(Dataset listings of figures)
START

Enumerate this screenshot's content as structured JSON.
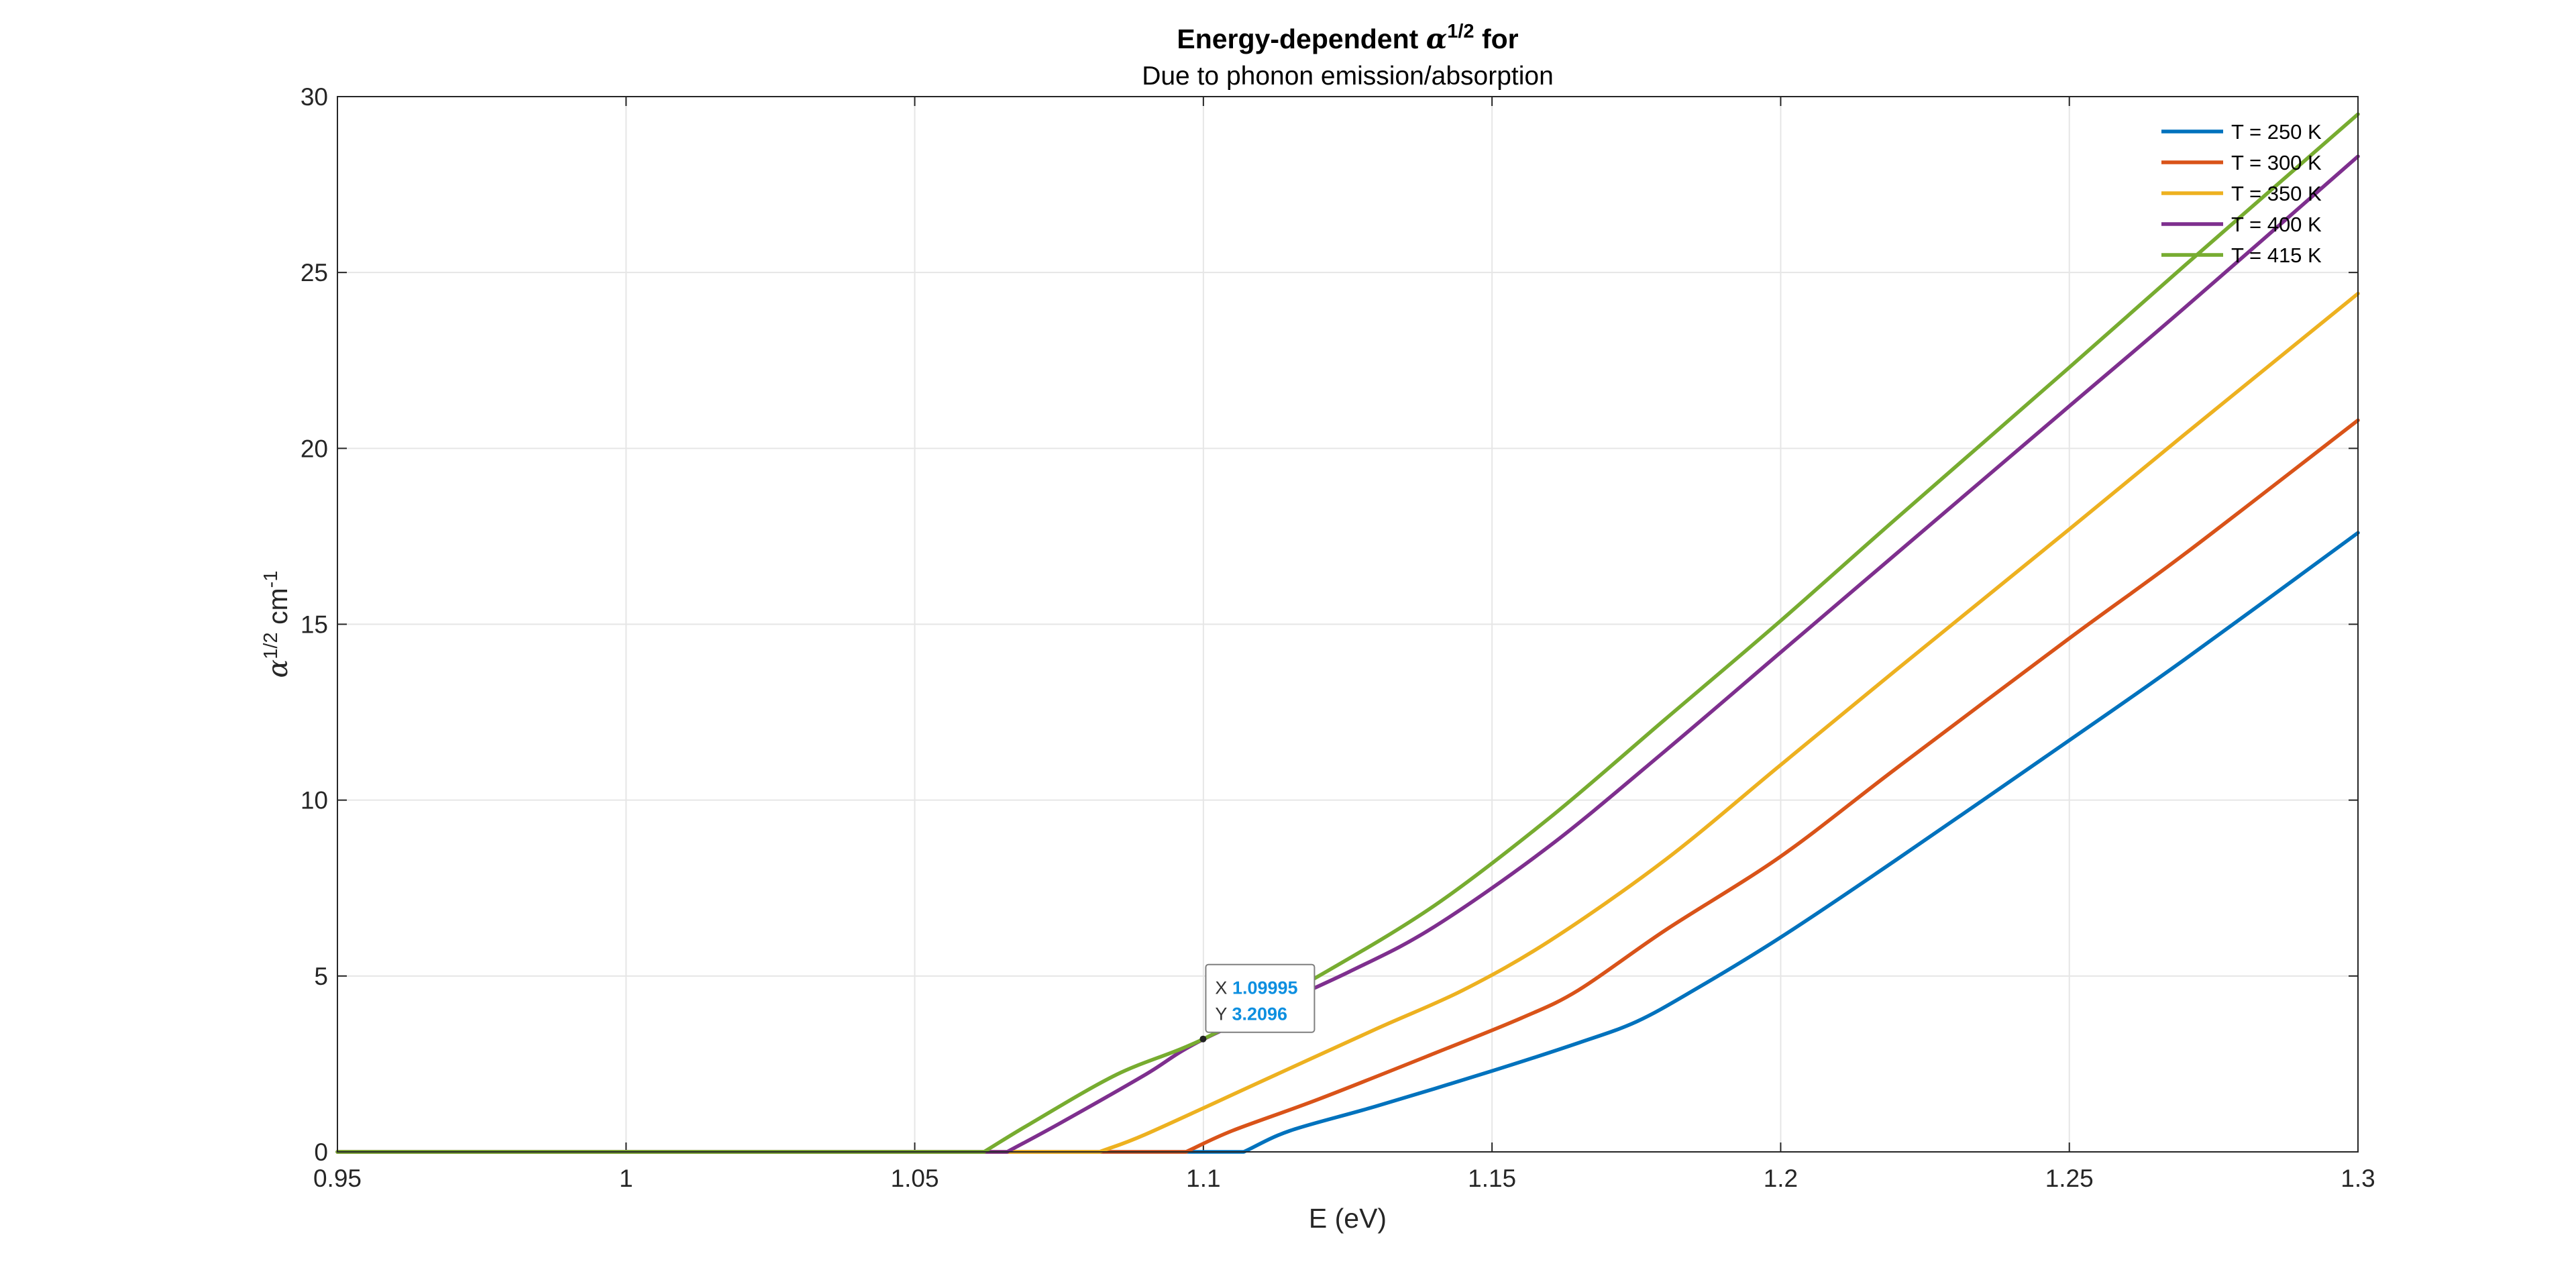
{
  "chart_data": {
    "type": "line",
    "title_prefix": "Energy-dependent ",
    "title_symbol": "α",
    "title_sup": "1/2",
    "title_suffix": " for",
    "subtitle": "Due to phonon emission/absorption",
    "xlabel": "E (eV)",
    "ylabel": {
      "symbol": "α",
      "sup1": "1/2",
      "unit": " cm",
      "sup2": "-1"
    },
    "xlim": [
      0.95,
      1.3
    ],
    "ylim": [
      0,
      30
    ],
    "xticks": [
      0.95,
      1.0,
      1.05,
      1.1,
      1.15,
      1.2,
      1.25,
      1.3
    ],
    "xtick_labels": [
      "0.95",
      "1",
      "1.05",
      "1.1",
      "1.15",
      "1.2",
      "1.25",
      "1.3"
    ],
    "yticks": [
      0,
      5,
      10,
      15,
      20,
      25,
      30
    ],
    "ytick_labels": [
      "0",
      "5",
      "10",
      "15",
      "20",
      "25",
      "30"
    ],
    "grid": true,
    "legend_position": "top-right",
    "series": [
      {
        "name": "T = 250 K",
        "color": "#0072BD",
        "points": [
          [
            0.95,
            0
          ],
          [
            1.107,
            0
          ],
          [
            1.115,
            0.6
          ],
          [
            1.13,
            1.3
          ],
          [
            1.15,
            2.3
          ],
          [
            1.165,
            3.1
          ],
          [
            1.175,
            3.7
          ],
          [
            1.185,
            4.6
          ],
          [
            1.2,
            6.1
          ],
          [
            1.22,
            8.3
          ],
          [
            1.25,
            11.7
          ],
          [
            1.27,
            14.0
          ],
          [
            1.3,
            17.6
          ]
        ]
      },
      {
        "name": "T = 300 K",
        "color": "#D95319",
        "points": [
          [
            0.95,
            0
          ],
          [
            1.097,
            0
          ],
          [
            1.105,
            0.6
          ],
          [
            1.12,
            1.5
          ],
          [
            1.14,
            2.8
          ],
          [
            1.155,
            3.8
          ],
          [
            1.165,
            4.6
          ],
          [
            1.18,
            6.3
          ],
          [
            1.2,
            8.4
          ],
          [
            1.22,
            10.9
          ],
          [
            1.25,
            14.6
          ],
          [
            1.27,
            17.0
          ],
          [
            1.3,
            20.8
          ]
        ]
      },
      {
        "name": "T = 350 K",
        "color": "#EDB120",
        "points": [
          [
            0.95,
            0
          ],
          [
            1.082,
            0
          ],
          [
            1.09,
            0.5
          ],
          [
            1.11,
            2.0
          ],
          [
            1.13,
            3.5
          ],
          [
            1.145,
            4.6
          ],
          [
            1.16,
            6.0
          ],
          [
            1.18,
            8.3
          ],
          [
            1.2,
            11.0
          ],
          [
            1.22,
            13.7
          ],
          [
            1.25,
            17.7
          ],
          [
            1.27,
            20.4
          ],
          [
            1.3,
            24.4
          ]
        ]
      },
      {
        "name": "T = 400 K",
        "color": "#7E2F8E",
        "points": [
          [
            0.95,
            0
          ],
          [
            1.066,
            0
          ],
          [
            1.075,
            0.8
          ],
          [
            1.09,
            2.2
          ],
          [
            1.1,
            3.2
          ],
          [
            1.125,
            5.1
          ],
          [
            1.14,
            6.4
          ],
          [
            1.16,
            8.7
          ],
          [
            1.18,
            11.4
          ],
          [
            1.2,
            14.2
          ],
          [
            1.22,
            17.0
          ],
          [
            1.25,
            21.2
          ],
          [
            1.27,
            24.0
          ],
          [
            1.3,
            28.3
          ]
        ]
      },
      {
        "name": "T = 415 K",
        "color": "#77AC30",
        "points": [
          [
            0.95,
            0
          ],
          [
            1.062,
            0
          ],
          [
            1.07,
            0.8
          ],
          [
            1.085,
            2.2
          ],
          [
            1.1,
            3.2096
          ],
          [
            1.12,
            5.0
          ],
          [
            1.14,
            7.0
          ],
          [
            1.16,
            9.5
          ],
          [
            1.18,
            12.3
          ],
          [
            1.2,
            15.1
          ],
          [
            1.22,
            18.0
          ],
          [
            1.25,
            22.3
          ],
          [
            1.27,
            25.2
          ],
          [
            1.3,
            29.5
          ]
        ]
      }
    ],
    "datatip": {
      "x": 1.09995,
      "y": 3.2096,
      "x_label": "X",
      "x_value": "1.09995",
      "y_label": "Y",
      "y_value": "3.2096"
    }
  }
}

END

#### [Direction]
Pull out all lines from the listing that contain the string "color".

#### [Response]
        "color": "#0072BD",
        "color": "#D95319",
        "color": "#EDB120",
        "color": "#7E2F8E",
        "color": "#77AC30",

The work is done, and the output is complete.